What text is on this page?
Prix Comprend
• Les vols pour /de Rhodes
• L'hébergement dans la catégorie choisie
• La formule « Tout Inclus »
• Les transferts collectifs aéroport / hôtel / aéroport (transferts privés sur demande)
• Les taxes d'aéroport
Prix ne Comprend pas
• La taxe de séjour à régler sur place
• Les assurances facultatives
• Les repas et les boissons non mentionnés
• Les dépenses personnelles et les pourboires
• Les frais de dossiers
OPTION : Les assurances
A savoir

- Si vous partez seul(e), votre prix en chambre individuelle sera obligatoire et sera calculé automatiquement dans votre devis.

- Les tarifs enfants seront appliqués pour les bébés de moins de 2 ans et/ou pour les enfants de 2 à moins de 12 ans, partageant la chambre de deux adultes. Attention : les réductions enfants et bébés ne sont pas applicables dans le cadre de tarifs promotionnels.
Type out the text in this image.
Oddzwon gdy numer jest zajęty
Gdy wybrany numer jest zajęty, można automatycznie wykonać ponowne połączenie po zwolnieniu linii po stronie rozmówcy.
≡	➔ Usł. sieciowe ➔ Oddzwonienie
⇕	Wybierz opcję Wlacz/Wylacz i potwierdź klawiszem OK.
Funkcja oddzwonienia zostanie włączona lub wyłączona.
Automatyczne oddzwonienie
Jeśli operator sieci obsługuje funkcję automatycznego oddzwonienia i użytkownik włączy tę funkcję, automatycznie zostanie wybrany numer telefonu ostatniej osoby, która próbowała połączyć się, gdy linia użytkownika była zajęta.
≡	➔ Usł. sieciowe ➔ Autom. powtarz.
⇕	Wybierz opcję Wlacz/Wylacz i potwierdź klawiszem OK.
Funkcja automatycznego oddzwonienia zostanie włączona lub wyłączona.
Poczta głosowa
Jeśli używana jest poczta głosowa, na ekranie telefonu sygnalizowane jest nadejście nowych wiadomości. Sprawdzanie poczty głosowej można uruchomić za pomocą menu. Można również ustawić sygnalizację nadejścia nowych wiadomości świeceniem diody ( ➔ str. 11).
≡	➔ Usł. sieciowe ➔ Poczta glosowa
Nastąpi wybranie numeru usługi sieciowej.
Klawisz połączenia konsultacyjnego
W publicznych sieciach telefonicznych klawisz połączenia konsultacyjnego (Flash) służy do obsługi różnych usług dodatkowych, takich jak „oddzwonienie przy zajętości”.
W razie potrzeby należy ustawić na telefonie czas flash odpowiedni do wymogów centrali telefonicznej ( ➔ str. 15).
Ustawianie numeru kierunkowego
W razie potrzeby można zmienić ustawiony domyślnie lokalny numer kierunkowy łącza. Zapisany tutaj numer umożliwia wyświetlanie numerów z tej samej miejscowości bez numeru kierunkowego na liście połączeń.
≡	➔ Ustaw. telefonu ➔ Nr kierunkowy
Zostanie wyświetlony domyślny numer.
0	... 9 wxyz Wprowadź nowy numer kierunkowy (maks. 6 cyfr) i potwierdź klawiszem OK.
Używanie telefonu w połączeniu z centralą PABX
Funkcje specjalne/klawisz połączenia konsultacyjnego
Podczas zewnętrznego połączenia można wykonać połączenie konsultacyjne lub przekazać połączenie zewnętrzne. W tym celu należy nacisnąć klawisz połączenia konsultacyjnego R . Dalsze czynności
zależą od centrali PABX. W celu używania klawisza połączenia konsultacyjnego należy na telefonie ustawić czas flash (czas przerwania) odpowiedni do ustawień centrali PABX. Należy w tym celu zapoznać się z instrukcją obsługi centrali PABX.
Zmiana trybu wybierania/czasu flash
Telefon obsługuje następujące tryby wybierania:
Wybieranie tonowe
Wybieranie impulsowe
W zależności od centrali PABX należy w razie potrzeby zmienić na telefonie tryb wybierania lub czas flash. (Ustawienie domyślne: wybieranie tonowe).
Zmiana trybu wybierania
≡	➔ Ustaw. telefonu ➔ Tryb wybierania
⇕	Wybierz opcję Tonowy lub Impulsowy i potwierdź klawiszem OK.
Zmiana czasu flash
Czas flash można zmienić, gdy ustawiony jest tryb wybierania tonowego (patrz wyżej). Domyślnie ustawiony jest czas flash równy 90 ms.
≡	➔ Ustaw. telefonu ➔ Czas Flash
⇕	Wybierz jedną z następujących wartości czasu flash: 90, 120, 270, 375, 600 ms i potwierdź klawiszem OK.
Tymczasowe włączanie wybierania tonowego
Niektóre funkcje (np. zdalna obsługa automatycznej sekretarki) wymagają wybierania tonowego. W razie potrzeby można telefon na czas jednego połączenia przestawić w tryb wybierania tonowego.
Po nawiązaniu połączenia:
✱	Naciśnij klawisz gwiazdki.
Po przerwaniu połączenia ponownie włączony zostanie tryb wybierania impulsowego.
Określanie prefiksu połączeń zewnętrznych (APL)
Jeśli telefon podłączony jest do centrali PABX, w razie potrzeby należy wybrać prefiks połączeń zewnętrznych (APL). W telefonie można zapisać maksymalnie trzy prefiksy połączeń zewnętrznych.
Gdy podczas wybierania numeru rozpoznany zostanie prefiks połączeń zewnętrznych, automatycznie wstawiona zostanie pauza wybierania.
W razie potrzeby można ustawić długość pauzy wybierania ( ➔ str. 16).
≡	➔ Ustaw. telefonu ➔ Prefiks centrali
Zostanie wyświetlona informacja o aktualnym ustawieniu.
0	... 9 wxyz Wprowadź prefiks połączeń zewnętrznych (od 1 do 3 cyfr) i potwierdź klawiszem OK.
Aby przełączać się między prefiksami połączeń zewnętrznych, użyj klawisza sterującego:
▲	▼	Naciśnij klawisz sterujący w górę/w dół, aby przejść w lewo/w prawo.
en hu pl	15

----

* Your task *
Retype all of the material above with every character intact.

* Answer to this problem *
What text is on this page?
Prix Comprend
• Les vols pour /de Rhodes
• L'hébergement dans la catégorie choisie
• La formule « Tout Inclus »
• Les transferts collectifs aéroport / hôtel / aéroport (transferts privés sur demande)
• Les taxes d'aéroport
Prix ne Comprend pas
• La taxe de séjour à régler sur place
• Les assurances facultatives
• Les repas et les boissons non mentionnés
• Les dépenses personnelles et les pourboires
• Les frais de dossiers
OPTION : Les assurances
A savoir

- Si vous partez seul(e), votre prix en chambre individuelle sera obligatoire et sera calculé automatiquement dans votre devis.

- Les tarifs enfants seront appliqués pour les bébés de moins de 2 ans et/ou pour les enfants de 2 à moins de 12 ans, partageant la chambre de deux adultes. Attention : les réductions enfants et bébés ne sont pas applicables dans le cadre de tarifs promotionnels.
Type out the text in this image.
Oddzwon gdy numer jest zajęty
Gdy wybrany numer jest zajęty, można automatycznie wykonać ponowne połączenie po zwolnieniu linii po stronie rozmówcy.
≡	➔ Usł. sieciowe ➔ Oddzwonienie
⇕	Wybierz opcję Wlacz/Wylacz i potwierdź klawiszem OK.
Funkcja oddzwonienia zostanie włączona lub wyłączona.
Automatyczne oddzwonienie
Jeśli operator sieci obsługuje funkcję automatycznego oddzwonienia i użytkownik włączy tę funkcję, automatycznie zostanie wybrany numer telefonu ostatniej osoby, która próbowała połączyć się, gdy linia użytkownika była zajęta.
≡	➔ Usł. sieciowe ➔ Autom. powtarz.
⇕	Wybierz opcję Wlacz/Wylacz i potwierdź klawiszem OK.
Funkcja automatycznego oddzwonienia zostanie włączona lub wyłączona.
Poczta głosowa
Jeśli używana jest poczta głosowa, na ekranie telefonu sygnalizowane jest nadejście nowych wiadomości. Sprawdzanie poczty głosowej można uruchomić za pomocą menu. Można również ustawić sygnalizację nadejścia nowych wiadomości świeceniem diody ( ➔ str. 11).
≡	➔ Usł. sieciowe ➔ Poczta glosowa
Nastąpi wybranie numeru usługi sieciowej.
Klawisz połączenia konsultacyjnego
W publicznych sieciach telefonicznych klawisz połączenia konsultacyjnego (Flash) służy do obsługi różnych usług dodatkowych, takich jak „oddzwonienie przy zajętości”.
W razie potrzeby należy ustawić na telefonie czas flash odpowiedni do wymogów centrali telefonicznej ( ➔ str. 15).
Ustawianie numeru kierunkowego
W razie potrzeby można zmienić ustawiony domyślnie lokalny numer kierunkowy łącza. Zapisany tutaj numer umożliwia wyświetlanie numerów z tej samej miejscowości bez numeru kierunkowego na liście połączeń.
≡	➔ Ustaw. telefonu ➔ Nr kierunkowy
Zostanie wyświetlony domyślny numer.
0	... 9 wxyz Wprowadź nowy numer kierunkowy (maks. 6 cyfr) i potwierdź klawiszem OK.
Używanie telefonu w połączeniu z centralą PABX
Funkcje specjalne/klawisz połączenia konsultacyjnego
Podczas zewnętrznego połączenia można wykonać połączenie konsultacyjne lub przekazać połączenie zewnętrzne. W tym celu należy nacisnąć klawisz połączenia konsultacyjnego R . Dalsze czynności
zależą od centrali PABX. W celu używania klawisza połączenia konsultacyjnego należy na telefonie ustawić czas flash (czas przerwania) odpowiedni do ustawień centrali PABX. Należy w tym celu zapoznać się z instrukcją obsługi centrali PABX.
Zmiana trybu wybierania/czasu flash
Telefon obsługuje następujące tryby wybierania:
Wybieranie tonowe
Wybieranie impulsowe
W zależności od centrali PABX należy w razie potrzeby zmienić na telefonie tryb wybierania lub czas flash. (Ustawienie domyślne: wybieranie tonowe).
Zmiana trybu wybierania
≡	➔ Ustaw. telefonu ➔ Tryb wybierania
⇕	Wybierz opcję Tonowy lub Impulsowy i potwierdź klawiszem OK.
Zmiana czasu flash
Czas flash można zmienić, gdy ustawiony jest tryb wybierania tonowego (patrz wyżej). Domyślnie ustawiony jest czas flash równy 90 ms.
≡	➔ Ustaw. telefonu ➔ Czas Flash
⇕	Wybierz jedną z następujących wartości czasu flash: 90, 120, 270, 375, 600 ms i potwierdź klawiszem OK.
Tymczasowe włączanie wybierania tonowego
Niektóre funkcje (np. zdalna obsługa automatycznej sekretarki) wymagają wybierania tonowego. W razie potrzeby można telefon na czas jednego połączenia przestawić w tryb wybierania tonowego.
Po nawiązaniu połączenia:
✱	Naciśnij klawisz gwiazdki.
Po przerwaniu połączenia ponownie włączony zostanie tryb wybierania impulsowego.
Określanie prefiksu połączeń zewnętrznych (APL)
Jeśli telefon podłączony jest do centrali PABX, w razie potrzeby należy wybrać prefiks połączeń zewnętrznych (APL). W telefonie można zapisać maksymalnie trzy prefiksy połączeń zewnętrznych.
Gdy podczas wybierania numeru rozpoznany zostanie prefiks połączeń zewnętrznych, automatycznie wstawiona zostanie pauza wybierania.
W razie potrzeby można ustawić długość pauzy wybierania ( ➔ str. 16).
≡	➔ Ustaw. telefonu ➔ Prefiks centrali
Zostanie wyświetlona informacja o aktualnym ustawieniu.
0	... 9 wxyz Wprowadź prefiks połączeń zewnętrznych (od 1 do 3 cyfr) i potwierdź klawiszem OK.
Aby przełączać się między prefiksami połączeń zewnętrznych, użyj klawisza sterującego:
▲	▼	Naciśnij klawisz sterujący w górę/w dół, aby przejść w lewo/w prawo.
en hu pl	15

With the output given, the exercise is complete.